Reproduce the data exactly and drop any pictures it holds.

[Entries supplied]
## BEGIN

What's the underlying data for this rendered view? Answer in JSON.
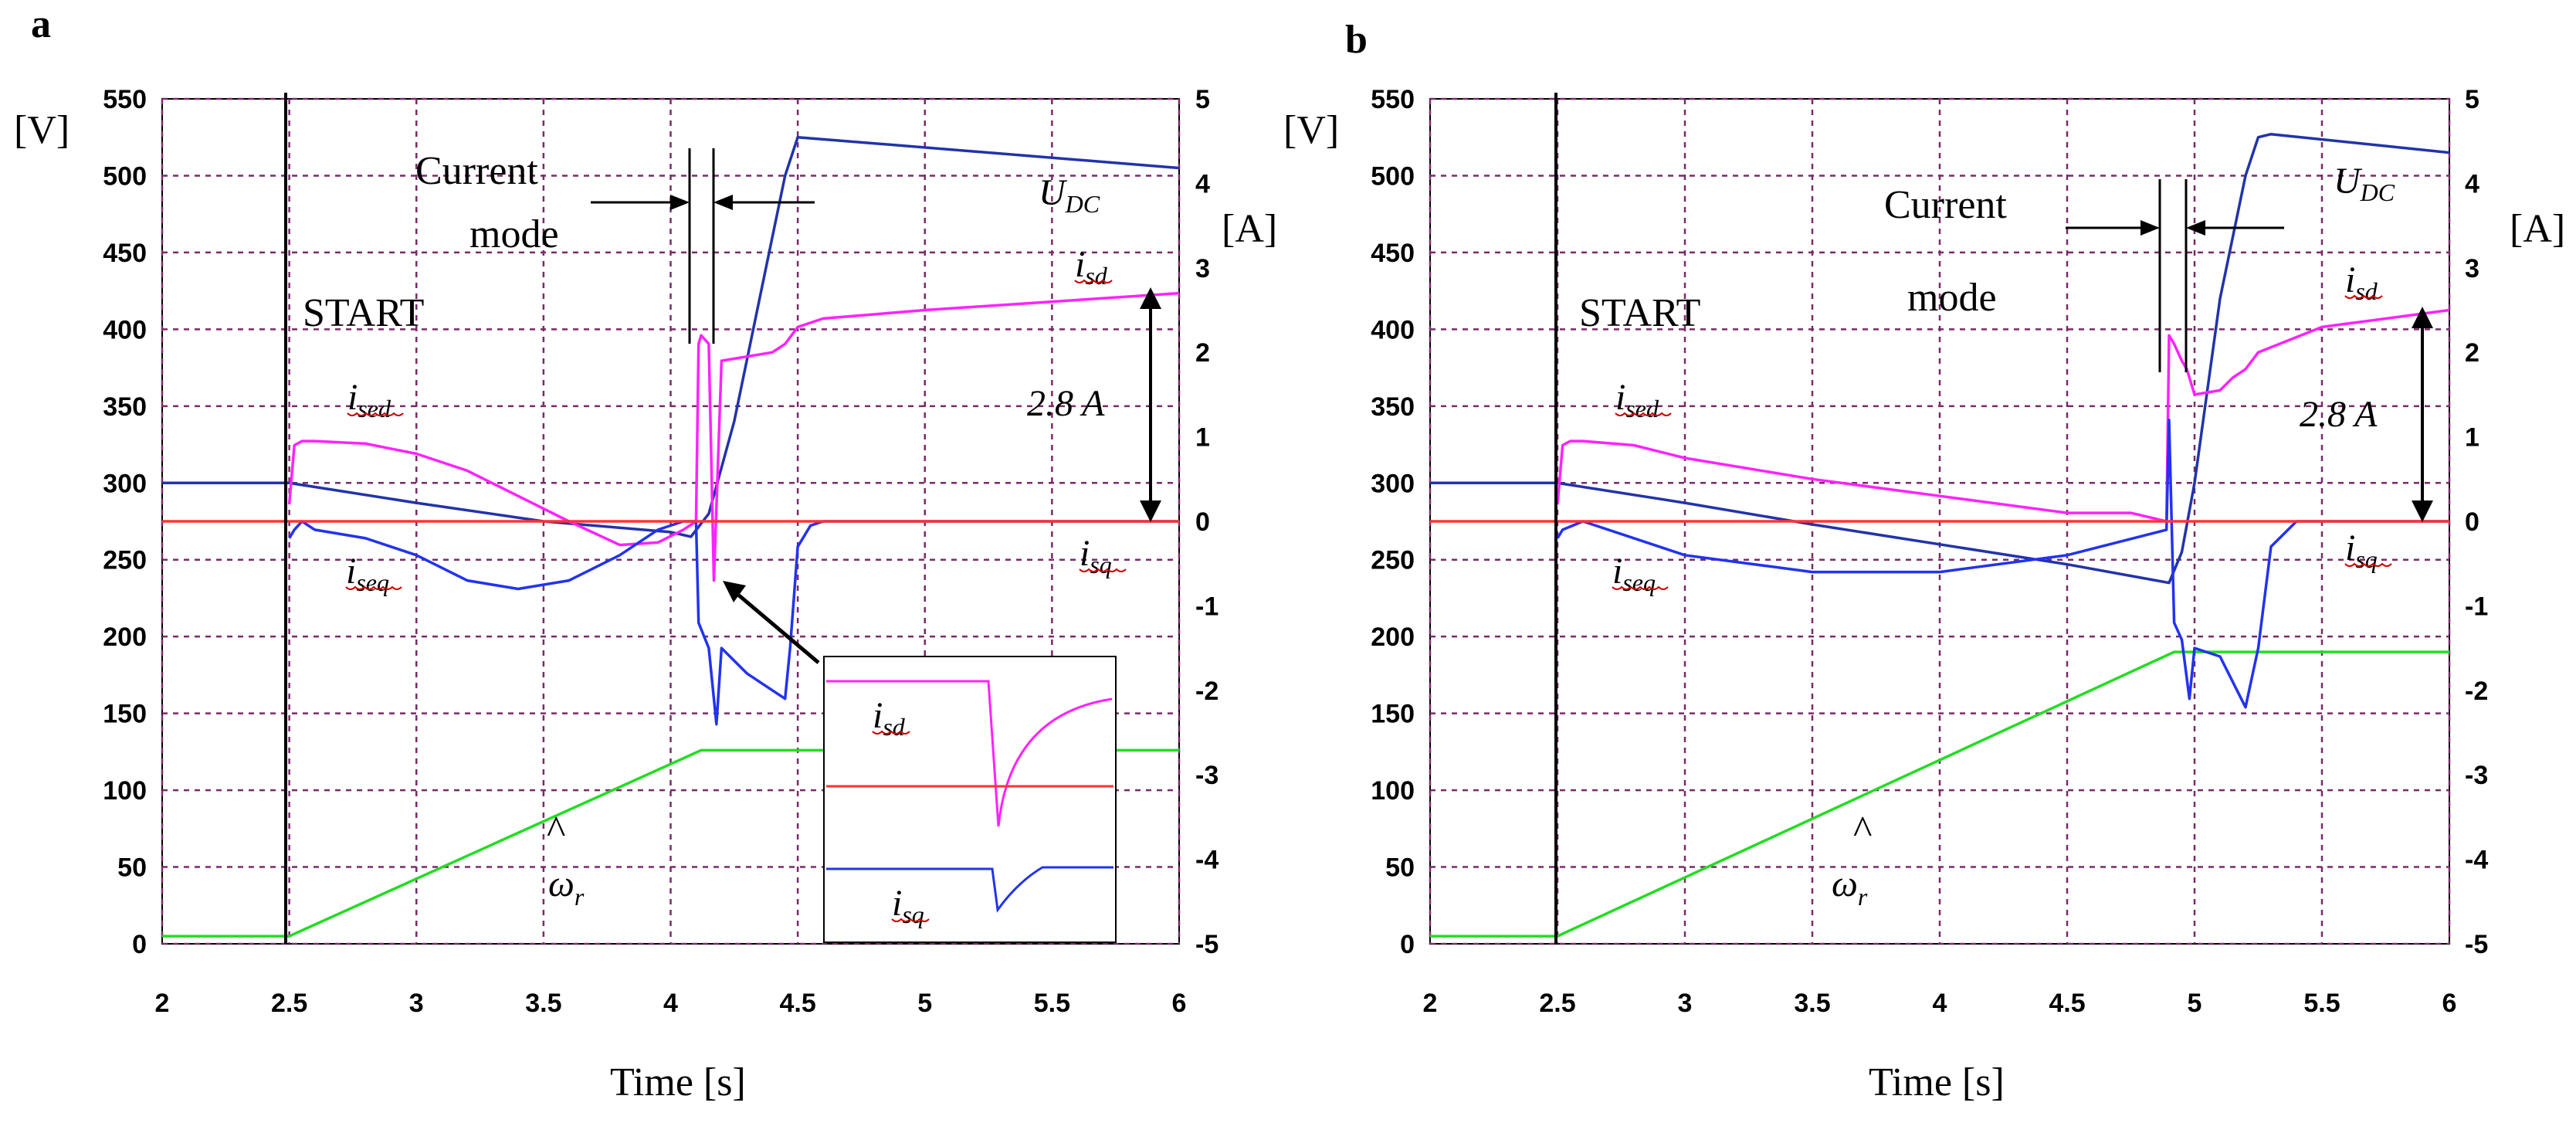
{
  "colors": {
    "iseq": "#2233ee",
    "ised": "#ff22ff",
    "isd": "#ff22ff",
    "isq": "#2233ee",
    "udc": "#2233aa",
    "omega": "#22dd22",
    "zero": "#ff3333",
    "marker": "#000000",
    "grid": "#7a2a6a"
  },
  "chart_data": [
    {
      "type": "line",
      "panel_label": "a",
      "xlabel": "Time [s]",
      "xlim": [
        2,
        6
      ],
      "x_ticks": [
        "2",
        "2.5",
        "3",
        "3.5",
        "4",
        "4.5",
        "5",
        "5.5",
        "6"
      ],
      "y_left_unit": "[V]",
      "ylim_left": [
        0,
        550
      ],
      "y_left_ticks": [
        "0",
        "50",
        "100",
        "150",
        "200",
        "250",
        "300",
        "350",
        "400",
        "450",
        "500",
        "550"
      ],
      "y_right_unit": "[A]",
      "ylim_right": [
        -5,
        5
      ],
      "y_right_ticks": [
        "-5",
        "-4",
        "-3",
        "-2",
        "-1",
        "0",
        "1",
        "2",
        "3",
        "4",
        "5"
      ],
      "annotations": {
        "start": "START",
        "current_mode_1": "Current",
        "current_mode_2": "mode",
        "delta": "2.8 A",
        "udc_main": "U",
        "udc_sub": "DC",
        "isd_main": "i",
        "isd_sub": "sd",
        "ised_main": "i",
        "ised_sub": "sed",
        "iseq_main": "i",
        "iseq_sub": "seq",
        "isq_main": "i",
        "isq_sub": "sq",
        "omega": "ω",
        "omega_sub": "r",
        "omega_hat": "^"
      },
      "inset": {
        "isd_main": "i",
        "isd_sub": "sd",
        "isq_main": "i",
        "isq_sub": "sq"
      },
      "series": [
        {
          "name": "U_DC",
          "axis": "left",
          "color": "#2233aa",
          "x": [
            2,
            2.5,
            3.0,
            3.5,
            4.0,
            4.08,
            4.15,
            4.25,
            4.35,
            4.45,
            4.5,
            6.0
          ],
          "y": [
            300,
            300,
            287,
            275,
            268,
            265,
            280,
            340,
            420,
            500,
            525,
            505
          ]
        },
        {
          "name": "omega_r_hat",
          "axis": "left",
          "color": "#22dd22",
          "x": [
            2,
            2.5,
            4.12,
            6.0
          ],
          "y": [
            5,
            5,
            126,
            126
          ]
        },
        {
          "name": "i_sed/i_sd",
          "axis": "right",
          "color": "#ff22ff",
          "x": [
            2.5,
            2.52,
            2.55,
            2.6,
            2.8,
            3.0,
            3.2,
            3.4,
            3.6,
            3.8,
            3.95,
            4.05,
            4.1,
            4.11,
            4.12,
            4.15,
            4.17,
            4.2,
            4.4,
            4.45,
            4.5,
            4.6,
            5.0,
            5.5,
            6.0
          ],
          "y": [
            0.2,
            0.9,
            0.95,
            0.95,
            0.92,
            0.8,
            0.6,
            0.3,
            0,
            -0.28,
            -0.25,
            -0.1,
            0,
            2.1,
            2.2,
            2.1,
            -0.7,
            1.9,
            2.0,
            2.1,
            2.3,
            2.4,
            2.5,
            2.6,
            2.7
          ]
        },
        {
          "name": "i_seq/i_sq",
          "axis": "right",
          "color": "#2233ee",
          "x": [
            2.5,
            2.52,
            2.55,
            2.6,
            2.8,
            3.0,
            3.2,
            3.4,
            3.6,
            3.8,
            3.95,
            4.05,
            4.1,
            4.11,
            4.15,
            4.18,
            4.2,
            4.3,
            4.4,
            4.45,
            4.47,
            4.5,
            4.55,
            4.6,
            5.0,
            6.0
          ],
          "y": [
            -0.2,
            -0.1,
            0,
            -0.1,
            -0.2,
            -0.4,
            -0.7,
            -0.8,
            -0.7,
            -0.4,
            -0.1,
            0,
            0,
            -1.2,
            -1.5,
            -2.4,
            -1.5,
            -1.8,
            -2.0,
            -2.1,
            -1.5,
            -0.3,
            -0.05,
            0,
            0,
            0
          ]
        },
        {
          "name": "zero",
          "axis": "right",
          "color": "#ff3333",
          "x": [
            2,
            6
          ],
          "y": [
            0,
            0
          ]
        }
      ]
    },
    {
      "type": "line",
      "panel_label": "b",
      "xlabel": "Time [s]",
      "xlim": [
        2,
        6
      ],
      "x_ticks": [
        "2",
        "2.5",
        "3",
        "3.5",
        "4",
        "4.5",
        "5",
        "5.5",
        "6"
      ],
      "y_left_unit": "[V]",
      "ylim_left": [
        0,
        550
      ],
      "y_left_ticks": [
        "0",
        "50",
        "100",
        "150",
        "200",
        "250",
        "300",
        "350",
        "400",
        "450",
        "500",
        "550"
      ],
      "y_right_unit": "[A]",
      "ylim_right": [
        -5,
        5
      ],
      "y_right_ticks": [
        "-5",
        "-4",
        "-3",
        "-2",
        "-1",
        "0",
        "1",
        "2",
        "3",
        "4",
        "5"
      ],
      "annotations": {
        "start": "START",
        "current_mode_1": "Current",
        "current_mode_2": "mode",
        "delta": "2.8 A",
        "udc_main": "U",
        "udc_sub": "DC",
        "isd_main": "i",
        "isd_sub": "sd",
        "ised_main": "i",
        "ised_sub": "sed",
        "iseq_main": "i",
        "iseq_sub": "seq",
        "isq_main": "i",
        "isq_sub": "sq",
        "omega": "ω",
        "omega_sub": "r",
        "omega_hat": "^"
      },
      "series": [
        {
          "name": "U_DC",
          "axis": "left",
          "color": "#2233aa",
          "x": [
            2,
            2.5,
            3.0,
            3.5,
            4.0,
            4.5,
            4.9,
            4.95,
            5.0,
            5.1,
            5.2,
            5.25,
            5.3,
            6.0
          ],
          "y": [
            300,
            300,
            287,
            273,
            260,
            247,
            235,
            255,
            300,
            420,
            500,
            525,
            527,
            515
          ]
        },
        {
          "name": "omega_r_hat",
          "axis": "left",
          "color": "#22dd22",
          "x": [
            2,
            2.5,
            4.92,
            6.0
          ],
          "y": [
            5,
            5,
            190,
            190
          ]
        },
        {
          "name": "i_sed/i_sd",
          "axis": "right",
          "color": "#ff22ff",
          "x": [
            2.5,
            2.52,
            2.55,
            2.6,
            2.8,
            3.0,
            3.5,
            4.0,
            4.5,
            4.75,
            4.89,
            4.9,
            4.92,
            4.95,
            4.97,
            5.0,
            5.1,
            5.15,
            5.2,
            5.25,
            5.5,
            6.0
          ],
          "y": [
            0.2,
            0.9,
            0.95,
            0.95,
            0.9,
            0.75,
            0.5,
            0.3,
            0.1,
            0.1,
            0,
            2.2,
            2.1,
            1.9,
            1.8,
            1.5,
            1.55,
            1.7,
            1.8,
            2.0,
            2.3,
            2.5
          ]
        },
        {
          "name": "i_seq/i_sq",
          "axis": "right",
          "color": "#2233ee",
          "x": [
            2.5,
            2.52,
            2.6,
            3.0,
            3.5,
            4.0,
            4.5,
            4.89,
            4.9,
            4.92,
            4.95,
            4.98,
            5.0,
            5.1,
            5.2,
            5.25,
            5.3,
            5.4,
            6.0
          ],
          "y": [
            -0.2,
            -0.1,
            0,
            -0.4,
            -0.6,
            -0.6,
            -0.4,
            -0.1,
            1.2,
            -1.2,
            -1.4,
            -2.1,
            -1.5,
            -1.6,
            -2.2,
            -1.5,
            -0.3,
            0,
            0
          ]
        },
        {
          "name": "zero",
          "axis": "right",
          "color": "#ff3333",
          "x": [
            2,
            6
          ],
          "y": [
            0,
            0
          ]
        }
      ]
    }
  ]
}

## END

[Solution to this exercise]
What's the underlying data for this rendered view? Answer in JSON.
{
  "colors": {
    "iseq": "#2233ee",
    "ised": "#ff22ff",
    "isd": "#ff22ff",
    "isq": "#2233ee",
    "udc": "#2233aa",
    "omega": "#22dd22",
    "zero": "#ff3333",
    "marker": "#000000",
    "grid": "#7a2a6a"
  },
  "chart_data": [
    {
      "type": "line",
      "panel_label": "a",
      "xlabel": "Time [s]",
      "xlim": [
        2,
        6
      ],
      "x_ticks": [
        "2",
        "2.5",
        "3",
        "3.5",
        "4",
        "4.5",
        "5",
        "5.5",
        "6"
      ],
      "y_left_unit": "[V]",
      "ylim_left": [
        0,
        550
      ],
      "y_left_ticks": [
        "0",
        "50",
        "100",
        "150",
        "200",
        "250",
        "300",
        "350",
        "400",
        "450",
        "500",
        "550"
      ],
      "y_right_unit": "[A]",
      "ylim_right": [
        -5,
        5
      ],
      "y_right_ticks": [
        "-5",
        "-4",
        "-3",
        "-2",
        "-1",
        "0",
        "1",
        "2",
        "3",
        "4",
        "5"
      ],
      "annotations": {
        "start": "START",
        "current_mode_1": "Current",
        "current_mode_2": "mode",
        "delta": "2.8 A",
        "udc_main": "U",
        "udc_sub": "DC",
        "isd_main": "i",
        "isd_sub": "sd",
        "ised_main": "i",
        "ised_sub": "sed",
        "iseq_main": "i",
        "iseq_sub": "seq",
        "isq_main": "i",
        "isq_sub": "sq",
        "omega": "ω",
        "omega_sub": "r",
        "omega_hat": "^"
      },
      "inset": {
        "isd_main": "i",
        "isd_sub": "sd",
        "isq_main": "i",
        "isq_sub": "sq"
      },
      "series": [
        {
          "name": "U_DC",
          "axis": "left",
          "color": "#2233aa",
          "x": [
            2,
            2.5,
            3.0,
            3.5,
            4.0,
            4.08,
            4.15,
            4.25,
            4.35,
            4.45,
            4.5,
            6.0
          ],
          "y": [
            300,
            300,
            287,
            275,
            268,
            265,
            280,
            340,
            420,
            500,
            525,
            505
          ]
        },
        {
          "name": "omega_r_hat",
          "axis": "left",
          "color": "#22dd22",
          "x": [
            2,
            2.5,
            4.12,
            6.0
          ],
          "y": [
            5,
            5,
            126,
            126
          ]
        },
        {
          "name": "i_sed/i_sd",
          "axis": "right",
          "color": "#ff22ff",
          "x": [
            2.5,
            2.52,
            2.55,
            2.6,
            2.8,
            3.0,
            3.2,
            3.4,
            3.6,
            3.8,
            3.95,
            4.05,
            4.1,
            4.11,
            4.12,
            4.15,
            4.17,
            4.2,
            4.4,
            4.45,
            4.5,
            4.6,
            5.0,
            5.5,
            6.0
          ],
          "y": [
            0.2,
            0.9,
            0.95,
            0.95,
            0.92,
            0.8,
            0.6,
            0.3,
            0,
            -0.28,
            -0.25,
            -0.1,
            0,
            2.1,
            2.2,
            2.1,
            -0.7,
            1.9,
            2.0,
            2.1,
            2.3,
            2.4,
            2.5,
            2.6,
            2.7
          ]
        },
        {
          "name": "i_seq/i_sq",
          "axis": "right",
          "color": "#2233ee",
          "x": [
            2.5,
            2.52,
            2.55,
            2.6,
            2.8,
            3.0,
            3.2,
            3.4,
            3.6,
            3.8,
            3.95,
            4.05,
            4.1,
            4.11,
            4.15,
            4.18,
            4.2,
            4.3,
            4.4,
            4.45,
            4.47,
            4.5,
            4.55,
            4.6,
            5.0,
            6.0
          ],
          "y": [
            -0.2,
            -0.1,
            0,
            -0.1,
            -0.2,
            -0.4,
            -0.7,
            -0.8,
            -0.7,
            -0.4,
            -0.1,
            0,
            0,
            -1.2,
            -1.5,
            -2.4,
            -1.5,
            -1.8,
            -2.0,
            -2.1,
            -1.5,
            -0.3,
            -0.05,
            0,
            0,
            0
          ]
        },
        {
          "name": "zero",
          "axis": "right",
          "color": "#ff3333",
          "x": [
            2,
            6
          ],
          "y": [
            0,
            0
          ]
        }
      ]
    },
    {
      "type": "line",
      "panel_label": "b",
      "xlabel": "Time [s]",
      "xlim": [
        2,
        6
      ],
      "x_ticks": [
        "2",
        "2.5",
        "3",
        "3.5",
        "4",
        "4.5",
        "5",
        "5.5",
        "6"
      ],
      "y_left_unit": "[V]",
      "ylim_left": [
        0,
        550
      ],
      "y_left_ticks": [
        "0",
        "50",
        "100",
        "150",
        "200",
        "250",
        "300",
        "350",
        "400",
        "450",
        "500",
        "550"
      ],
      "y_right_unit": "[A]",
      "ylim_right": [
        -5,
        5
      ],
      "y_right_ticks": [
        "-5",
        "-4",
        "-3",
        "-2",
        "-1",
        "0",
        "1",
        "2",
        "3",
        "4",
        "5"
      ],
      "annotations": {
        "start": "START",
        "current_mode_1": "Current",
        "current_mode_2": "mode",
        "delta": "2.8 A",
        "udc_main": "U",
        "udc_sub": "DC",
        "isd_main": "i",
        "isd_sub": "sd",
        "ised_main": "i",
        "ised_sub": "sed",
        "iseq_main": "i",
        "iseq_sub": "seq",
        "isq_main": "i",
        "isq_sub": "sq",
        "omega": "ω",
        "omega_sub": "r",
        "omega_hat": "^"
      },
      "series": [
        {
          "name": "U_DC",
          "axis": "left",
          "color": "#2233aa",
          "x": [
            2,
            2.5,
            3.0,
            3.5,
            4.0,
            4.5,
            4.9,
            4.95,
            5.0,
            5.1,
            5.2,
            5.25,
            5.3,
            6.0
          ],
          "y": [
            300,
            300,
            287,
            273,
            260,
            247,
            235,
            255,
            300,
            420,
            500,
            525,
            527,
            515
          ]
        },
        {
          "name": "omega_r_hat",
          "axis": "left",
          "color": "#22dd22",
          "x": [
            2,
            2.5,
            4.92,
            6.0
          ],
          "y": [
            5,
            5,
            190,
            190
          ]
        },
        {
          "name": "i_sed/i_sd",
          "axis": "right",
          "color": "#ff22ff",
          "x": [
            2.5,
            2.52,
            2.55,
            2.6,
            2.8,
            3.0,
            3.5,
            4.0,
            4.5,
            4.75,
            4.89,
            4.9,
            4.92,
            4.95,
            4.97,
            5.0,
            5.1,
            5.15,
            5.2,
            5.25,
            5.5,
            6.0
          ],
          "y": [
            0.2,
            0.9,
            0.95,
            0.95,
            0.9,
            0.75,
            0.5,
            0.3,
            0.1,
            0.1,
            0,
            2.2,
            2.1,
            1.9,
            1.8,
            1.5,
            1.55,
            1.7,
            1.8,
            2.0,
            2.3,
            2.5
          ]
        },
        {
          "name": "i_seq/i_sq",
          "axis": "right",
          "color": "#2233ee",
          "x": [
            2.5,
            2.52,
            2.6,
            3.0,
            3.5,
            4.0,
            4.5,
            4.89,
            4.9,
            4.92,
            4.95,
            4.98,
            5.0,
            5.1,
            5.2,
            5.25,
            5.3,
            5.4,
            6.0
          ],
          "y": [
            -0.2,
            -0.1,
            0,
            -0.4,
            -0.6,
            -0.6,
            -0.4,
            -0.1,
            1.2,
            -1.2,
            -1.4,
            -2.1,
            -1.5,
            -1.6,
            -2.2,
            -1.5,
            -0.3,
            0,
            0
          ]
        },
        {
          "name": "zero",
          "axis": "right",
          "color": "#ff3333",
          "x": [
            2,
            6
          ],
          "y": [
            0,
            0
          ]
        }
      ]
    }
  ]
}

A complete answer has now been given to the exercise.